Retype each record below word for word. Leave the pictures out.

# # #

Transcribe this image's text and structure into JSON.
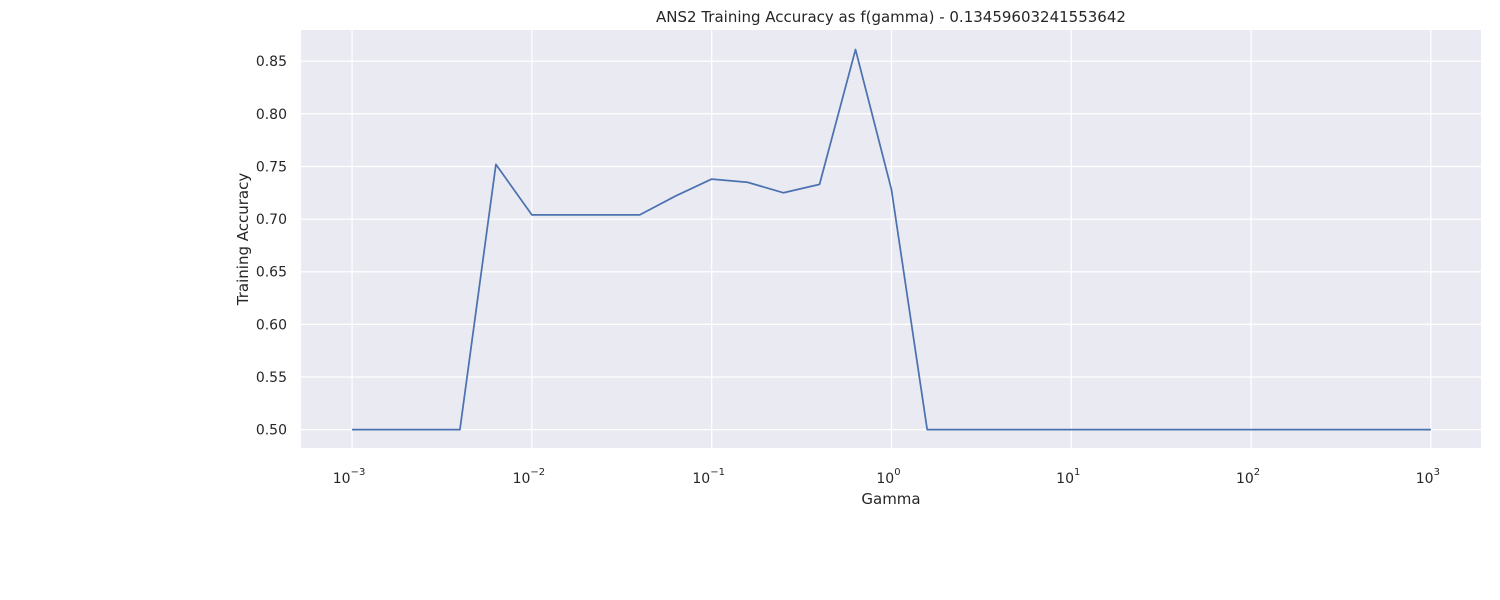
{
  "chart_data": {
    "type": "line",
    "title": "ANS2 Training Accuracy as f(gamma) - 0.13459603241553642",
    "xlabel": "Gamma",
    "ylabel": "Training Accuracy",
    "xscale": "log",
    "xlim": [
      0.00052,
      1900
    ],
    "ylim": [
      0.4826,
      0.8796
    ],
    "grid": true,
    "x_ticks": [
      {
        "base": "10",
        "exp": "−3",
        "value": 0.001
      },
      {
        "base": "10",
        "exp": "−2",
        "value": 0.01
      },
      {
        "base": "10",
        "exp": "−1",
        "value": 0.1
      },
      {
        "base": "10",
        "exp": "0",
        "value": 1
      },
      {
        "base": "10",
        "exp": "1",
        "value": 10
      },
      {
        "base": "10",
        "exp": "2",
        "value": 100
      },
      {
        "base": "10",
        "exp": "3",
        "value": 1000
      }
    ],
    "y_ticks": [
      "0.50",
      "0.55",
      "0.60",
      "0.65",
      "0.70",
      "0.75",
      "0.80",
      "0.85"
    ],
    "colors": {
      "line": "#4c72b0"
    },
    "series": [
      {
        "x": [
          0.001,
          0.00158,
          0.00251,
          0.00398,
          0.00631,
          0.01,
          0.0158,
          0.0251,
          0.0398,
          0.0631,
          0.1,
          0.158,
          0.251,
          0.398,
          0.631,
          1.0,
          1.58,
          2.51,
          3.98,
          6.31,
          10,
          15.8,
          25.1,
          39.8,
          63.1,
          100,
          158,
          251,
          398,
          631,
          1000
        ],
        "y": [
          0.5,
          0.5,
          0.5,
          0.5,
          0.752,
          0.704,
          0.704,
          0.704,
          0.704,
          0.722,
          0.738,
          0.735,
          0.725,
          0.733,
          0.861,
          0.728,
          0.5,
          0.5,
          0.5,
          0.5,
          0.5,
          0.5,
          0.5,
          0.5,
          0.5,
          0.5,
          0.5,
          0.5,
          0.5,
          0.5,
          0.5
        ]
      }
    ]
  }
}
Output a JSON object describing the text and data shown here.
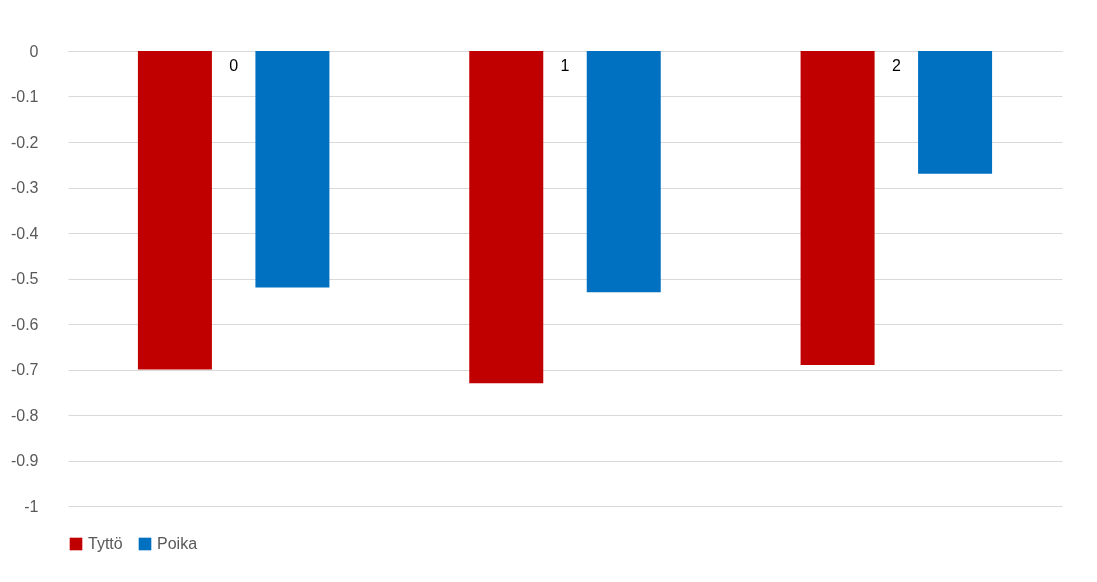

# # #

Answer in full:
Transcribe this image's text and structure into JSON.
{
  "chart_data": {
    "type": "line",
    "title": "ANS2 Training Accuracy as f(gamma) - 0.13459603241553642",
    "xlabel": "Gamma",
    "ylabel": "Training Accuracy",
    "xscale": "log",
    "xlim": [
      0.00052,
      1900
    ],
    "ylim": [
      0.4826,
      0.8796
    ],
    "grid": true,
    "x_ticks": [
      {
        "base": "10",
        "exp": "−3",
        "value": 0.001
      },
      {
        "base": "10",
        "exp": "−2",
        "value": 0.01
      },
      {
        "base": "10",
        "exp": "−1",
        "value": 0.1
      },
      {
        "base": "10",
        "exp": "0",
        "value": 1
      },
      {
        "base": "10",
        "exp": "1",
        "value": 10
      },
      {
        "base": "10",
        "exp": "2",
        "value": 100
      },
      {
        "base": "10",
        "exp": "3",
        "value": 1000
      }
    ],
    "y_ticks": [
      "0.50",
      "0.55",
      "0.60",
      "0.65",
      "0.70",
      "0.75",
      "0.80",
      "0.85"
    ],
    "colors": {
      "line": "#4c72b0"
    },
    "series": [
      {
        "x": [
          0.001,
          0.00158,
          0.00251,
          0.00398,
          0.00631,
          0.01,
          0.0158,
          0.0251,
          0.0398,
          0.0631,
          0.1,
          0.158,
          0.251,
          0.398,
          0.631,
          1.0,
          1.58,
          2.51,
          3.98,
          6.31,
          10,
          15.8,
          25.1,
          39.8,
          63.1,
          100,
          158,
          251,
          398,
          631,
          1000
        ],
        "y": [
          0.5,
          0.5,
          0.5,
          0.5,
          0.752,
          0.704,
          0.704,
          0.704,
          0.704,
          0.722,
          0.738,
          0.735,
          0.725,
          0.733,
          0.861,
          0.728,
          0.5,
          0.5,
          0.5,
          0.5,
          0.5,
          0.5,
          0.5,
          0.5,
          0.5,
          0.5,
          0.5,
          0.5,
          0.5,
          0.5,
          0.5
        ]
      }
    ]
  }
}
Output a JSON object describing the text and data shown here.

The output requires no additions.